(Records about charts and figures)
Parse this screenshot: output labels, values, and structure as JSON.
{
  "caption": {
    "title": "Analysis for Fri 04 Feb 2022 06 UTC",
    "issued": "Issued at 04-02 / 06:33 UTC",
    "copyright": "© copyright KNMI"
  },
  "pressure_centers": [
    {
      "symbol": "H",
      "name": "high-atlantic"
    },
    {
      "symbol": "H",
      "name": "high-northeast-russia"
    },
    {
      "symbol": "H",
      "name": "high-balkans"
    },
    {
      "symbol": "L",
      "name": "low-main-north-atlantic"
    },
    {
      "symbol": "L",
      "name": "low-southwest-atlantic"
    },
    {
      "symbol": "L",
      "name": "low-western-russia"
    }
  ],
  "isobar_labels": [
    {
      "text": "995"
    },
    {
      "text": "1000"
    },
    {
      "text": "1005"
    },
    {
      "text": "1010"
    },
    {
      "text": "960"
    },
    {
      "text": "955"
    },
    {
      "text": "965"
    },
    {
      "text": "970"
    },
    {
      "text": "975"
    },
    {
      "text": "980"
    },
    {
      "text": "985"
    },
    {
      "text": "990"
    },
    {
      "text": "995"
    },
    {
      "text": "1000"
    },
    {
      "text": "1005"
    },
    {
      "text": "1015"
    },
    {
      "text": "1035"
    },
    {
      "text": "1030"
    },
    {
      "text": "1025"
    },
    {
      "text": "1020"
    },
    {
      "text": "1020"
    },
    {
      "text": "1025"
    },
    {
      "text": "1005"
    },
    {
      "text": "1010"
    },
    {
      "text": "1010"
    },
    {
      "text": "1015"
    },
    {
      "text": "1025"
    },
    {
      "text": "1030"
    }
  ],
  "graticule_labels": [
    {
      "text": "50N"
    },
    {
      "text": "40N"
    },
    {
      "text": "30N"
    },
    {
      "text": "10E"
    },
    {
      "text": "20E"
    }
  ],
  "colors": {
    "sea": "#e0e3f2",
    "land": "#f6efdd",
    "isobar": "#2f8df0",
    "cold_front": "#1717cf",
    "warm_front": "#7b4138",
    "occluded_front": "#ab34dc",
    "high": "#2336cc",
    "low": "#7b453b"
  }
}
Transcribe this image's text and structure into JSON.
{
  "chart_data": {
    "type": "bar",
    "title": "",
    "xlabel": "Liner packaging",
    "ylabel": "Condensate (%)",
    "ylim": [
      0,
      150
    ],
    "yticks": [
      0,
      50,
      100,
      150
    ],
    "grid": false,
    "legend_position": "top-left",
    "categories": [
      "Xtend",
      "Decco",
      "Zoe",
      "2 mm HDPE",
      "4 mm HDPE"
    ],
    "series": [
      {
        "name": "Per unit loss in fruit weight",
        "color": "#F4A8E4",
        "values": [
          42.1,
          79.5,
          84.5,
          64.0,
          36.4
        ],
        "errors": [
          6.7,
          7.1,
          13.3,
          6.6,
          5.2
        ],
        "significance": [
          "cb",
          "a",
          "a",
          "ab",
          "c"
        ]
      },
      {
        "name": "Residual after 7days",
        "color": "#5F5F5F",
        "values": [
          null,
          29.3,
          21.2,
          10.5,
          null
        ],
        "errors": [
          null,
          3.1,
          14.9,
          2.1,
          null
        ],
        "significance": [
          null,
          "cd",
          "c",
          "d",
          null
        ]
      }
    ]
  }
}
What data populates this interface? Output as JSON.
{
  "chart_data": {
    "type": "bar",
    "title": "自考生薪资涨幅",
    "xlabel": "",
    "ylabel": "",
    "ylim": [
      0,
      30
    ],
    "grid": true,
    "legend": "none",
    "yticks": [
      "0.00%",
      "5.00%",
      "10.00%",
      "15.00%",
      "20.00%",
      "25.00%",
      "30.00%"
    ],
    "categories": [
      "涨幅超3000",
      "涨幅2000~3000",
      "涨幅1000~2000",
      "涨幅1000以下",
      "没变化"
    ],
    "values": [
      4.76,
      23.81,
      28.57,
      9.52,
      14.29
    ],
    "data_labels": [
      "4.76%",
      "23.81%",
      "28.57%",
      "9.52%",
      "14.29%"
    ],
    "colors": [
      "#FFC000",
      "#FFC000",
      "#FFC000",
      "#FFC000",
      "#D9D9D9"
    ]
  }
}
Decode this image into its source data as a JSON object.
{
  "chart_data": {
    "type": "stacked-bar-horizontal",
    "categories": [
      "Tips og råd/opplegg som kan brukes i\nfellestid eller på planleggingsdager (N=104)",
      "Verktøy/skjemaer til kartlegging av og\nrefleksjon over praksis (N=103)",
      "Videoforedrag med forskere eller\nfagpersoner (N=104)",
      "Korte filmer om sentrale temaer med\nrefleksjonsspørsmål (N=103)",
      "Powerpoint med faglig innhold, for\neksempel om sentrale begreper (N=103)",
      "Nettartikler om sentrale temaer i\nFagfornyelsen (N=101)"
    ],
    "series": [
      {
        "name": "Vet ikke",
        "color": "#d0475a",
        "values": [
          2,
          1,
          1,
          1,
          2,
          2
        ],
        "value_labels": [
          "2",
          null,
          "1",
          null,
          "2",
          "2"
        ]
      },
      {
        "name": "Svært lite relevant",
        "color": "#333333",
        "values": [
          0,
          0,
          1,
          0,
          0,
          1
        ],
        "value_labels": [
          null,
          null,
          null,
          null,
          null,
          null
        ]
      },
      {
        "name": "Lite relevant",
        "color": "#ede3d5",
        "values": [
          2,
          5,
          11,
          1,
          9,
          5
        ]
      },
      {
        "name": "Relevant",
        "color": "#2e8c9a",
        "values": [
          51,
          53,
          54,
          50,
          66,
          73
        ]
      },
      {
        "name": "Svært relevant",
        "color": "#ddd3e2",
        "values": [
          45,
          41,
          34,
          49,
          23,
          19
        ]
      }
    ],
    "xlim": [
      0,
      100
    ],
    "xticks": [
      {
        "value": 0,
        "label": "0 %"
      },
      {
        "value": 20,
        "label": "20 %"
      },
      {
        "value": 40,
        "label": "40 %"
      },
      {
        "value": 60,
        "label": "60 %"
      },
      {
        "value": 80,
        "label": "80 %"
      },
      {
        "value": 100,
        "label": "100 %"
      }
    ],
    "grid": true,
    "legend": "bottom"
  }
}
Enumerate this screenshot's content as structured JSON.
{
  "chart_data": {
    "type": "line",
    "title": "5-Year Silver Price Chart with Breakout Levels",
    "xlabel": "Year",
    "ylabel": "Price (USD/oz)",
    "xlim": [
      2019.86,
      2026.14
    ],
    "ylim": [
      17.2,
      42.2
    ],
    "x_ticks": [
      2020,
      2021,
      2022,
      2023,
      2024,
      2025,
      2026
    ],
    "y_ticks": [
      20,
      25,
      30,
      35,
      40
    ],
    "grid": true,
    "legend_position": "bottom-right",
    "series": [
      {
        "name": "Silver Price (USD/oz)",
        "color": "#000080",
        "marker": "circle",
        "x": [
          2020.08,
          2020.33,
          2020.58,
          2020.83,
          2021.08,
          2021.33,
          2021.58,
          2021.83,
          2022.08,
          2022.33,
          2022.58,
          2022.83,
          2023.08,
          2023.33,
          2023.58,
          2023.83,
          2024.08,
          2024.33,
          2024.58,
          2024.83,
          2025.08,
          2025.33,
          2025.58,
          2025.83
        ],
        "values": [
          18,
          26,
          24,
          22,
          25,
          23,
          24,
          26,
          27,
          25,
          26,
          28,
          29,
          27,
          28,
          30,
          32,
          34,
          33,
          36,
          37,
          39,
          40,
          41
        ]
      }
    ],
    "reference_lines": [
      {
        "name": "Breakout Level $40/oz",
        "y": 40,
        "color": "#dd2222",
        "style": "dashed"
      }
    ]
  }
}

__GOAL__. Repeat the data precisely, line by line.

__PROBLEM SOLUTION__.
Parse this screenshot: output labels, values, and structure as JSON.
{
  "caption": {
    "title": "Analysis for Fri 04 Feb 2022 06 UTC",
    "issued": "Issued at 04-02 / 06:33 UTC",
    "copyright": "© copyright KNMI"
  },
  "pressure_centers": [
    {
      "symbol": "H",
      "name": "high-atlantic"
    },
    {
      "symbol": "H",
      "name": "high-northeast-russia"
    },
    {
      "symbol": "H",
      "name": "high-balkans"
    },
    {
      "symbol": "L",
      "name": "low-main-north-atlantic"
    },
    {
      "symbol": "L",
      "name": "low-southwest-atlantic"
    },
    {
      "symbol": "L",
      "name": "low-western-russia"
    }
  ],
  "isobar_labels": [
    {
      "text": "995"
    },
    {
      "text": "1000"
    },
    {
      "text": "1005"
    },
    {
      "text": "1010"
    },
    {
      "text": "960"
    },
    {
      "text": "955"
    },
    {
      "text": "965"
    },
    {
      "text": "970"
    },
    {
      "text": "975"
    },
    {
      "text": "980"
    },
    {
      "text": "985"
    },
    {
      "text": "990"
    },
    {
      "text": "995"
    },
    {
      "text": "1000"
    },
    {
      "text": "1005"
    },
    {
      "text": "1015"
    },
    {
      "text": "1035"
    },
    {
      "text": "1030"
    },
    {
      "text": "1025"
    },
    {
      "text": "1020"
    },
    {
      "text": "1020"
    },
    {
      "text": "1025"
    },
    {
      "text": "1005"
    },
    {
      "text": "1010"
    },
    {
      "text": "1010"
    },
    {
      "text": "1015"
    },
    {
      "text": "1025"
    },
    {
      "text": "1030"
    }
  ],
  "graticule_labels": [
    {
      "text": "50N"
    },
    {
      "text": "40N"
    },
    {
      "text": "30N"
    },
    {
      "text": "10E"
    },
    {
      "text": "20E"
    }
  ],
  "colors": {
    "sea": "#e0e3f2",
    "land": "#f6efdd",
    "isobar": "#2f8df0",
    "cold_front": "#1717cf",
    "warm_front": "#7b4138",
    "occluded_front": "#ab34dc",
    "high": "#2336cc",
    "low": "#7b453b"
  }
}
Transcribe this image's text and structure into JSON.
{
  "chart_data": {
    "type": "bar",
    "title": "",
    "xlabel": "Liner packaging",
    "ylabel": "Condensate (%)",
    "ylim": [
      0,
      150
    ],
    "yticks": [
      0,
      50,
      100,
      150
    ],
    "grid": false,
    "legend_position": "top-left",
    "categories": [
      "Xtend",
      "Decco",
      "Zoe",
      "2 mm HDPE",
      "4 mm HDPE"
    ],
    "series": [
      {
        "name": "Per unit loss in fruit weight",
        "color": "#F4A8E4",
        "values": [
          42.1,
          79.5,
          84.5,
          64.0,
          36.4
        ],
        "errors": [
          6.7,
          7.1,
          13.3,
          6.6,
          5.2
        ],
        "significance": [
          "cb",
          "a",
          "a",
          "ab",
          "c"
        ]
      },
      {
        "name": "Residual after 7days",
        "color": "#5F5F5F",
        "values": [
          null,
          29.3,
          21.2,
          10.5,
          null
        ],
        "errors": [
          null,
          3.1,
          14.9,
          2.1,
          null
        ],
        "significance": [
          null,
          "cd",
          "c",
          "d",
          null
        ]
      }
    ]
  }
}
What data populates this interface? Output as JSON.
{
  "chart_data": {
    "type": "bar",
    "title": "自考生薪资涨幅",
    "xlabel": "",
    "ylabel": "",
    "ylim": [
      0,
      30
    ],
    "grid": true,
    "legend": "none",
    "yticks": [
      "0.00%",
      "5.00%",
      "10.00%",
      "15.00%",
      "20.00%",
      "25.00%",
      "30.00%"
    ],
    "categories": [
      "涨幅超3000",
      "涨幅2000~3000",
      "涨幅1000~2000",
      "涨幅1000以下",
      "没变化"
    ],
    "values": [
      4.76,
      23.81,
      28.57,
      9.52,
      14.29
    ],
    "data_labels": [
      "4.76%",
      "23.81%",
      "28.57%",
      "9.52%",
      "14.29%"
    ],
    "colors": [
      "#FFC000",
      "#FFC000",
      "#FFC000",
      "#FFC000",
      "#D9D9D9"
    ]
  }
}
Decode this image into its source data as a JSON object.
{
  "chart_data": {
    "type": "stacked-bar-horizontal",
    "categories": [
      "Tips og råd/opplegg som kan brukes i\nfellestid eller på planleggingsdager (N=104)",
      "Verktøy/skjemaer til kartlegging av og\nrefleksjon over praksis (N=103)",
      "Videoforedrag med forskere eller\nfagpersoner (N=104)",
      "Korte filmer om sentrale temaer med\nrefleksjonsspørsmål (N=103)",
      "Powerpoint med faglig innhold, for\neksempel om sentrale begreper (N=103)",
      "Nettartikler om sentrale temaer i\nFagfornyelsen (N=101)"
    ],
    "series": [
      {
        "name": "Vet ikke",
        "color": "#d0475a",
        "values": [
          2,
          1,
          1,
          1,
          2,
          2
        ],
        "value_labels": [
          "2",
          null,
          "1",
          null,
          "2",
          "2"
        ]
      },
      {
        "name": "Svært lite relevant",
        "color": "#333333",
        "values": [
          0,
          0,
          1,
          0,
          0,
          1
        ],
        "value_labels": [
          null,
          null,
          null,
          null,
          null,
          null
        ]
      },
      {
        "name": "Lite relevant",
        "color": "#ede3d5",
        "values": [
          2,
          5,
          11,
          1,
          9,
          5
        ]
      },
      {
        "name": "Relevant",
        "color": "#2e8c9a",
        "values": [
          51,
          53,
          54,
          50,
          66,
          73
        ]
      },
      {
        "name": "Svært relevant",
        "color": "#ddd3e2",
        "values": [
          45,
          41,
          34,
          49,
          23,
          19
        ]
      }
    ],
    "xlim": [
      0,
      100
    ],
    "xticks": [
      {
        "value": 0,
        "label": "0 %"
      },
      {
        "value": 20,
        "label": "20 %"
      },
      {
        "value": 40,
        "label": "40 %"
      },
      {
        "value": 60,
        "label": "60 %"
      },
      {
        "value": 80,
        "label": "80 %"
      },
      {
        "value": 100,
        "label": "100 %"
      }
    ],
    "grid": true,
    "legend": "bottom"
  }
}
Enumerate this screenshot's content as structured JSON.
{
  "chart_data": {
    "type": "line",
    "title": "5-Year Silver Price Chart with Breakout Levels",
    "xlabel": "Year",
    "ylabel": "Price (USD/oz)",
    "xlim": [
      2019.86,
      2026.14
    ],
    "ylim": [
      17.2,
      42.2
    ],
    "x_ticks": [
      2020,
      2021,
      2022,
      2023,
      2024,
      2025,
      2026
    ],
    "y_ticks": [
      20,
      25,
      30,
      35,
      40
    ],
    "grid": true,
    "legend_position": "bottom-right",
    "series": [
      {
        "name": "Silver Price (USD/oz)",
        "color": "#000080",
        "marker": "circle",
        "x": [
          2020.08,
          2020.33,
          2020.58,
          2020.83,
          2021.08,
          2021.33,
          2021.58,
          2021.83,
          2022.08,
          2022.33,
          2022.58,
          2022.83,
          2023.08,
          2023.33,
          2023.58,
          2023.83,
          2024.08,
          2024.33,
          2024.58,
          2024.83,
          2025.08,
          2025.33,
          2025.58,
          2025.83
        ],
        "values": [
          18,
          26,
          24,
          22,
          25,
          23,
          24,
          26,
          27,
          25,
          26,
          28,
          29,
          27,
          28,
          30,
          32,
          34,
          33,
          36,
          37,
          39,
          40,
          41
        ]
      }
    ],
    "reference_lines": [
      {
        "name": "Breakout Level $40/oz",
        "y": 40,
        "color": "#dd2222",
        "style": "dashed"
      }
    ]
  }
}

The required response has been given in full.